(Entries with figure data)
-- START --
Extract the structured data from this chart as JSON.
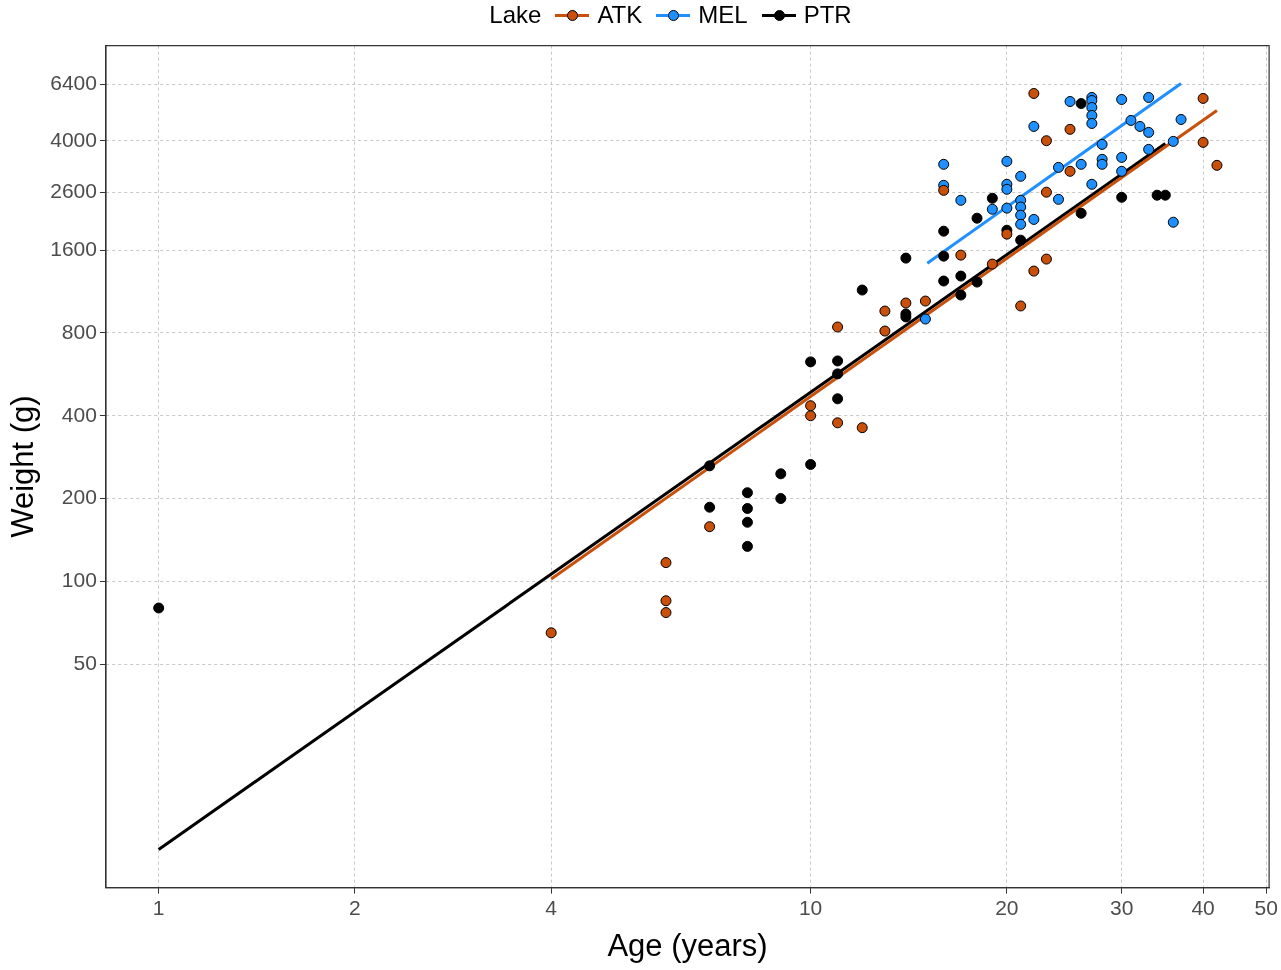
{
  "chart_data": {
    "type": "scatter",
    "xlabel": "Age (years)",
    "ylabel": "Weight (g)",
    "legend_title": "Lake",
    "legend": "top",
    "grid": true,
    "log": "xy",
    "xlim": [
      0.83,
      50.5
    ],
    "xticks": [
      1,
      2,
      4,
      10,
      20,
      30,
      40,
      50
    ],
    "ylim": [
      7.7,
      8870
    ],
    "yticks": [
      50,
      100,
      200,
      400,
      800,
      1600,
      2600,
      4000,
      6400
    ],
    "series": [
      {
        "name": "ATK",
        "marker": "circle",
        "color": "#c8500a",
        "x": [
          4,
          6,
          6,
          6,
          7,
          10,
          10,
          11,
          11,
          12,
          13,
          13,
          14,
          15,
          16,
          17,
          19,
          20,
          21,
          22,
          22,
          23,
          23,
          23,
          25,
          25,
          40,
          40,
          42
        ],
        "values": [
          65,
          117,
          85,
          77,
          158,
          435,
          400,
          841,
          377,
          362,
          961,
          813,
          1028,
          1045,
          2640,
          1535,
          1424,
          1830,
          1003,
          5940,
          1343,
          4000,
          2600,
          1485,
          4400,
          3096,
          5700,
          3945,
          3255
        ]
      },
      {
        "name": "MEL",
        "marker": "circle",
        "color": "#1e90ff",
        "x": [
          15,
          16,
          16,
          17,
          19,
          20,
          20,
          20,
          20,
          21,
          21,
          21,
          21,
          21,
          22,
          22,
          24,
          24,
          25,
          26,
          27,
          27,
          27,
          27,
          27,
          27,
          28,
          28,
          28,
          30,
          30,
          30,
          31,
          32,
          33,
          33,
          33,
          36,
          36,
          37
        ],
        "values": [
          899,
          3283,
          2754,
          2429,
          2254,
          3365,
          2777,
          2664,
          2275,
          2970,
          2429,
          2296,
          2144,
          1987,
          2070,
          4508,
          3200,
          2449,
          5554,
          3283,
          5746,
          5600,
          5284,
          4943,
          4622,
          2777,
          3879,
          3423,
          3283,
          5650,
          3479,
          3096,
          4740,
          4508,
          5746,
          4289,
          3720,
          3978,
          2022,
          4779
        ]
      },
      {
        "name": "PTR",
        "marker": "circle",
        "color": "#000000",
        "x": [
          1,
          7,
          7,
          8,
          8,
          8,
          8,
          9,
          9,
          10,
          10,
          11,
          11,
          11,
          12,
          14,
          14,
          14,
          16,
          16,
          16,
          17,
          17,
          18,
          18,
          19,
          20,
          21,
          26,
          26,
          30,
          34,
          35
        ],
        "values": [
          80,
          263,
          186,
          210,
          184,
          164,
          134,
          246,
          200,
          628,
          266,
          633,
          568,
          461,
          1146,
          1497,
          938,
          915,
          1876,
          1522,
          1236,
          1288,
          1099,
          2091,
          1225,
          2471,
          1891,
          1740,
          5460,
          2179,
          2491,
          2535,
          2535
        ]
      },
      {
        "type": "line",
        "marker": "none",
        "color": "#c8500a",
        "x": [
          4,
          42
        ],
        "values": [
          102,
          5150
        ]
      },
      {
        "type": "line",
        "marker": "none",
        "color": "#1e90ff",
        "x": [
          15.1,
          37
        ],
        "values": [
          1435,
          6455
        ]
      },
      {
        "type": "line",
        "marker": "none",
        "color": "#000000",
        "x": [
          1,
          35
        ],
        "values": [
          10.6,
          3908
        ]
      }
    ]
  }
}
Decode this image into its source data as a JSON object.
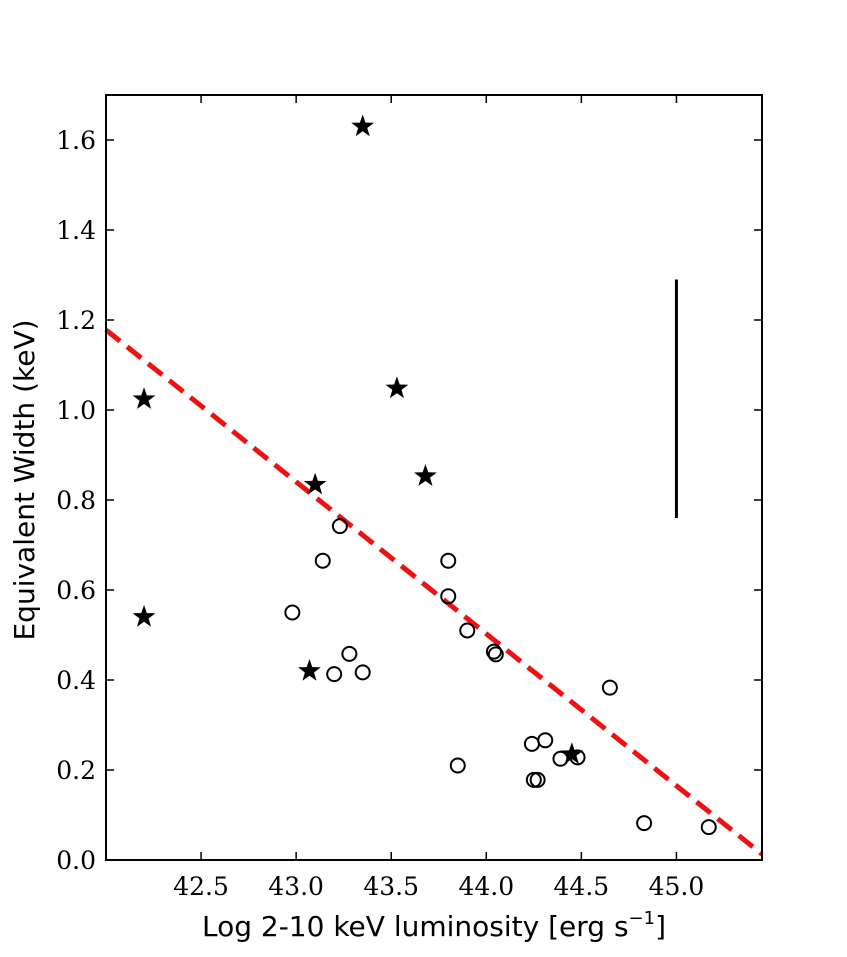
{
  "chart_data": {
    "type": "scatter",
    "title": "",
    "xlabel": "Log 2-10 keV luminosity [erg s",
    "xlabel_sup": "−1",
    "xlabel_end": "]",
    "ylabel": "Equivalent Width (keV)",
    "xlim": [
      42.0,
      45.45
    ],
    "ylim": [
      0.0,
      1.7
    ],
    "xticks": [
      42.5,
      43.0,
      43.5,
      44.0,
      44.5,
      45.0
    ],
    "xtick_labels": [
      "42.5",
      "43.0",
      "43.5",
      "44.0",
      "44.5",
      "45.0"
    ],
    "yticks": [
      0.0,
      0.2,
      0.4,
      0.6,
      0.8,
      1.0,
      1.2,
      1.4,
      1.6
    ],
    "ytick_labels": [
      "0.0",
      "0.2",
      "0.4",
      "0.6",
      "0.8",
      "1.0",
      "1.2",
      "1.4",
      "1.6"
    ],
    "grid": false,
    "series": [
      {
        "name": "circles",
        "marker": "open-circle",
        "color": "#000000",
        "points": [
          [
            42.98,
            0.55
          ],
          [
            43.14,
            0.665
          ],
          [
            43.23,
            0.742
          ],
          [
            43.2,
            0.413
          ],
          [
            43.28,
            0.458
          ],
          [
            43.35,
            0.417
          ],
          [
            43.8,
            0.665
          ],
          [
            43.8,
            0.586
          ],
          [
            43.9,
            0.51
          ],
          [
            43.85,
            0.21
          ],
          [
            44.04,
            0.463
          ],
          [
            44.05,
            0.457
          ],
          [
            44.24,
            0.258
          ],
          [
            44.31,
            0.266
          ],
          [
            44.39,
            0.225
          ],
          [
            44.48,
            0.228
          ],
          [
            44.25,
            0.178
          ],
          [
            44.27,
            0.178
          ],
          [
            44.65,
            0.383
          ],
          [
            44.83,
            0.082
          ],
          [
            45.17,
            0.073
          ]
        ]
      },
      {
        "name": "stars",
        "marker": "filled-star",
        "color": "#000000",
        "points": [
          [
            42.2,
            1.024
          ],
          [
            42.2,
            0.54
          ],
          [
            43.1,
            0.834
          ],
          [
            43.07,
            0.42
          ],
          [
            43.35,
            1.63
          ],
          [
            43.53,
            1.048
          ],
          [
            43.68,
            0.853
          ],
          [
            44.45,
            0.235
          ]
        ]
      }
    ],
    "fit_line": {
      "color": "#ee1111",
      "style": "dashed",
      "points": [
        [
          42.0,
          1.178
        ],
        [
          45.45,
          0.013
        ]
      ]
    },
    "error_bar": {
      "x": 45.0,
      "y_low": 0.76,
      "y_high": 1.29,
      "color": "#000000"
    }
  }
}
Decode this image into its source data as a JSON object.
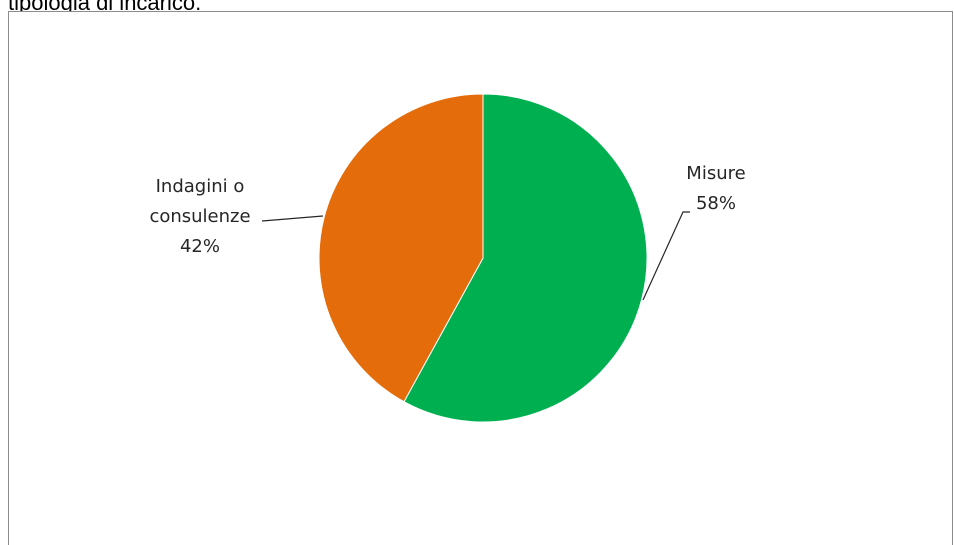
-- END --
> **Problem details**: Repeat each entry exactly as given; no pictures belong in the copy.

> **Task response**:
Extract the structured data from this chart as JSON.
{
  "chart_data": {
    "type": "scatter",
    "xlabel": "Age (years)",
    "ylabel": "Weight (g)",
    "legend_title": "Lake",
    "legend": "top",
    "grid": true,
    "log": "xy",
    "xlim": [
      0.83,
      50.5
    ],
    "xticks": [
      1,
      2,
      4,
      10,
      20,
      30,
      40,
      50
    ],
    "ylim": [
      7.7,
      8870
    ],
    "yticks": [
      50,
      100,
      200,
      400,
      800,
      1600,
      2600,
      4000,
      6400
    ],
    "series": [
      {
        "name": "ATK",
        "marker": "circle",
        "color": "#c8500a",
        "x": [
          4,
          6,
          6,
          6,
          7,
          10,
          10,
          11,
          11,
          12,
          13,
          13,
          14,
          15,
          16,
          17,
          19,
          20,
          21,
          22,
          22,
          23,
          23,
          23,
          25,
          25,
          40,
          40,
          42
        ],
        "values": [
          65,
          117,
          85,
          77,
          158,
          435,
          400,
          841,
          377,
          362,
          961,
          813,
          1028,
          1045,
          2640,
          1535,
          1424,
          1830,
          1003,
          5940,
          1343,
          4000,
          2600,
          1485,
          4400,
          3096,
          5700,
          3945,
          3255
        ]
      },
      {
        "name": "MEL",
        "marker": "circle",
        "color": "#1e90ff",
        "x": [
          15,
          16,
          16,
          17,
          19,
          20,
          20,
          20,
          20,
          21,
          21,
          21,
          21,
          21,
          22,
          22,
          24,
          24,
          25,
          26,
          27,
          27,
          27,
          27,
          27,
          27,
          28,
          28,
          28,
          30,
          30,
          30,
          31,
          32,
          33,
          33,
          33,
          36,
          36,
          37
        ],
        "values": [
          899,
          3283,
          2754,
          2429,
          2254,
          3365,
          2777,
          2664,
          2275,
          2970,
          2429,
          2296,
          2144,
          1987,
          2070,
          4508,
          3200,
          2449,
          5554,
          3283,
          5746,
          5600,
          5284,
          4943,
          4622,
          2777,
          3879,
          3423,
          3283,
          5650,
          3479,
          3096,
          4740,
          4508,
          5746,
          4289,
          3720,
          3978,
          2022,
          4779
        ]
      },
      {
        "name": "PTR",
        "marker": "circle",
        "color": "#000000",
        "x": [
          1,
          7,
          7,
          8,
          8,
          8,
          8,
          9,
          9,
          10,
          10,
          11,
          11,
          11,
          12,
          14,
          14,
          14,
          16,
          16,
          16,
          17,
          17,
          18,
          18,
          19,
          20,
          21,
          26,
          26,
          30,
          34,
          35
        ],
        "values": [
          80,
          263,
          186,
          210,
          184,
          164,
          134,
          246,
          200,
          628,
          266,
          633,
          568,
          461,
          1146,
          1497,
          938,
          915,
          1876,
          1522,
          1236,
          1288,
          1099,
          2091,
          1225,
          2471,
          1891,
          1740,
          5460,
          2179,
          2491,
          2535,
          2535
        ]
      },
      {
        "type": "line",
        "marker": "none",
        "color": "#c8500a",
        "x": [
          4,
          42
        ],
        "values": [
          102,
          5150
        ]
      },
      {
        "type": "line",
        "marker": "none",
        "color": "#1e90ff",
        "x": [
          15.1,
          37
        ],
        "values": [
          1435,
          6455
        ]
      },
      {
        "type": "line",
        "marker": "none",
        "color": "#000000",
        "x": [
          1,
          35
        ],
        "values": [
          10.6,
          3908
        ]
      }
    ]
  }
}
Decode this image into its source data as a JSON object.
{
  "chart_data": {
    "type": "scatter",
    "title": "",
    "xlabel": "Log 2-10 keV luminosity [erg s",
    "xlabel_sup": "−1",
    "xlabel_end": "]",
    "ylabel": "Equivalent Width (keV)",
    "xlim": [
      42.0,
      45.45
    ],
    "ylim": [
      0.0,
      1.7
    ],
    "xticks": [
      42.5,
      43.0,
      43.5,
      44.0,
      44.5,
      45.0
    ],
    "xtick_labels": [
      "42.5",
      "43.0",
      "43.5",
      "44.0",
      "44.5",
      "45.0"
    ],
    "yticks": [
      0.0,
      0.2,
      0.4,
      0.6,
      0.8,
      1.0,
      1.2,
      1.4,
      1.6
    ],
    "ytick_labels": [
      "0.0",
      "0.2",
      "0.4",
      "0.6",
      "0.8",
      "1.0",
      "1.2",
      "1.4",
      "1.6"
    ],
    "grid": false,
    "series": [
      {
        "name": "circles",
        "marker": "open-circle",
        "color": "#000000",
        "points": [
          [
            42.98,
            0.55
          ],
          [
            43.14,
            0.665
          ],
          [
            43.23,
            0.742
          ],
          [
            43.2,
            0.413
          ],
          [
            43.28,
            0.458
          ],
          [
            43.35,
            0.417
          ],
          [
            43.8,
            0.665
          ],
          [
            43.8,
            0.586
          ],
          [
            43.9,
            0.51
          ],
          [
            43.85,
            0.21
          ],
          [
            44.04,
            0.463
          ],
          [
            44.05,
            0.457
          ],
          [
            44.24,
            0.258
          ],
          [
            44.31,
            0.266
          ],
          [
            44.39,
            0.225
          ],
          [
            44.48,
            0.228
          ],
          [
            44.25,
            0.178
          ],
          [
            44.27,
            0.178
          ],
          [
            44.65,
            0.383
          ],
          [
            44.83,
            0.082
          ],
          [
            45.17,
            0.073
          ]
        ]
      },
      {
        "name": "stars",
        "marker": "filled-star",
        "color": "#000000",
        "points": [
          [
            42.2,
            1.024
          ],
          [
            42.2,
            0.54
          ],
          [
            43.1,
            0.834
          ],
          [
            43.07,
            0.42
          ],
          [
            43.35,
            1.63
          ],
          [
            43.53,
            1.048
          ],
          [
            43.68,
            0.853
          ],
          [
            44.45,
            0.235
          ]
        ]
      }
    ],
    "fit_line": {
      "color": "#ee1111",
      "style": "dashed",
      "points": [
        [
          42.0,
          1.178
        ],
        [
          45.45,
          0.013
        ]
      ]
    },
    "error_bar": {
      "x": 45.0,
      "y_low": 0.76,
      "y_high": 1.29,
      "color": "#000000"
    }
  }
}
Decode this image into its source data as a JSON object.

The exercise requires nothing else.